-------- Raw data
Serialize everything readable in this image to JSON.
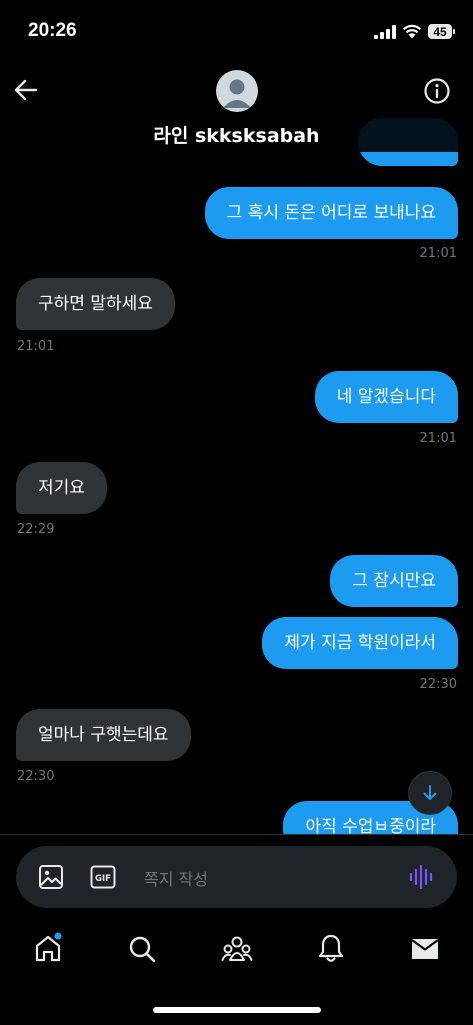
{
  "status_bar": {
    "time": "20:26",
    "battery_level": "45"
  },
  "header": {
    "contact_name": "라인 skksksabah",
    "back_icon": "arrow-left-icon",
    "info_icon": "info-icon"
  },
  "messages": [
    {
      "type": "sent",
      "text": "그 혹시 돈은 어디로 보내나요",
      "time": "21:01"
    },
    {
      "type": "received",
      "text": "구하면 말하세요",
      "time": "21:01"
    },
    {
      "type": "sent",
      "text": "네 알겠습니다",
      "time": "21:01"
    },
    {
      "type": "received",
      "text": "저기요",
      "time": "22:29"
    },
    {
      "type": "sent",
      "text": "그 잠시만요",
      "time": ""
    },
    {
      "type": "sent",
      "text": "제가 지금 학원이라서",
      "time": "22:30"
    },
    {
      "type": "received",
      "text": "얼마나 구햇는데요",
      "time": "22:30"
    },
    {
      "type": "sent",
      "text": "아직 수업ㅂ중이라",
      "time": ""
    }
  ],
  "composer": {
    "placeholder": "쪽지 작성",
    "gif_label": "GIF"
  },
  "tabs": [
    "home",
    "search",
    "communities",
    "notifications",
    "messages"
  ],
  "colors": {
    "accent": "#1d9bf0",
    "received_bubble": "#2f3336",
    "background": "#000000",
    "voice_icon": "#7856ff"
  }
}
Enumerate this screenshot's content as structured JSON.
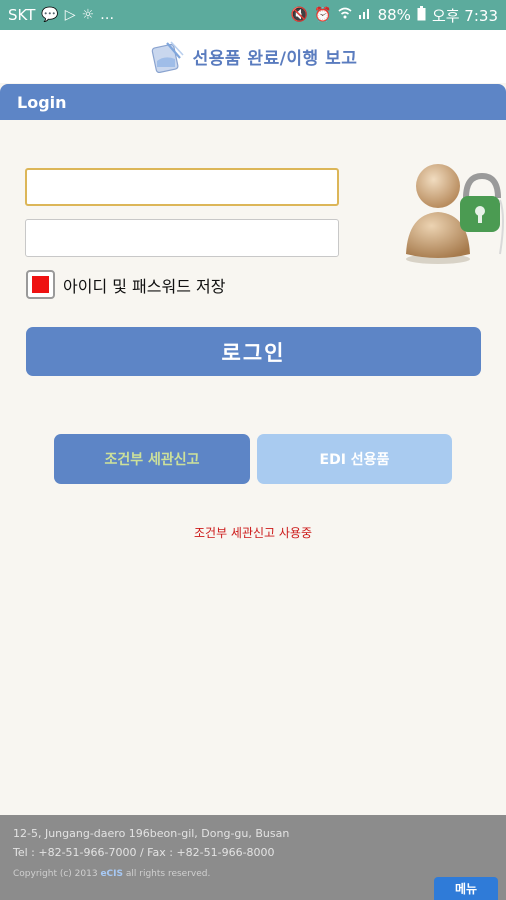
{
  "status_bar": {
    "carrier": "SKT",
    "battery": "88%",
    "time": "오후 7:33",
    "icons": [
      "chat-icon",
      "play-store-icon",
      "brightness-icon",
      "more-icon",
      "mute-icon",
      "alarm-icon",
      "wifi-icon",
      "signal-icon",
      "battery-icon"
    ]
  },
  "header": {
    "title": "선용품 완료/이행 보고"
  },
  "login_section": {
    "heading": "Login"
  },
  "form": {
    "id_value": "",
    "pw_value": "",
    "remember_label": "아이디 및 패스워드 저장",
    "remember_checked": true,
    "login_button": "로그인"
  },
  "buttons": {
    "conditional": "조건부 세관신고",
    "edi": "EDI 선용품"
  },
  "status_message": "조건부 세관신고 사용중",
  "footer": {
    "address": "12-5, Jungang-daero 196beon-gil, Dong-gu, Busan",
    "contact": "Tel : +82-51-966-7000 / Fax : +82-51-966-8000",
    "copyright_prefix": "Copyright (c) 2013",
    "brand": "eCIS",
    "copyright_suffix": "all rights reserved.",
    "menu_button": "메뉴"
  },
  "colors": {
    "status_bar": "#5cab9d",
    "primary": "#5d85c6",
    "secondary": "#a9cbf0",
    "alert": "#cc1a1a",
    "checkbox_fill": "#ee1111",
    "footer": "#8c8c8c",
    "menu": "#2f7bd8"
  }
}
----------------
**Challenge:** From the line holding "Enumerate this screenshot's" to the last line of the listing, please output each line exactly as it stands. Pictures stay out of the copy.

**Result of this exercise:**
Enumerate this screenshot's content as structured JSON.
{
  "status_bar": {
    "carrier": "SKT",
    "battery": "88%",
    "time": "오후 7:33",
    "icons": [
      "chat-icon",
      "play-store-icon",
      "brightness-icon",
      "more-icon",
      "mute-icon",
      "alarm-icon",
      "wifi-icon",
      "signal-icon",
      "battery-icon"
    ]
  },
  "header": {
    "title": "선용품 완료/이행 보고"
  },
  "login_section": {
    "heading": "Login"
  },
  "form": {
    "id_value": "",
    "pw_value": "",
    "remember_label": "아이디 및 패스워드 저장",
    "remember_checked": true,
    "login_button": "로그인"
  },
  "buttons": {
    "conditional": "조건부 세관신고",
    "edi": "EDI 선용품"
  },
  "status_message": "조건부 세관신고 사용중",
  "footer": {
    "address": "12-5, Jungang-daero 196beon-gil, Dong-gu, Busan",
    "contact": "Tel : +82-51-966-7000 / Fax : +82-51-966-8000",
    "copyright_prefix": "Copyright (c) 2013",
    "brand": "eCIS",
    "copyright_suffix": "all rights reserved.",
    "menu_button": "메뉴"
  },
  "colors": {
    "status_bar": "#5cab9d",
    "primary": "#5d85c6",
    "secondary": "#a9cbf0",
    "alert": "#cc1a1a",
    "checkbox_fill": "#ee1111",
    "footer": "#8c8c8c",
    "menu": "#2f7bd8"
  }
}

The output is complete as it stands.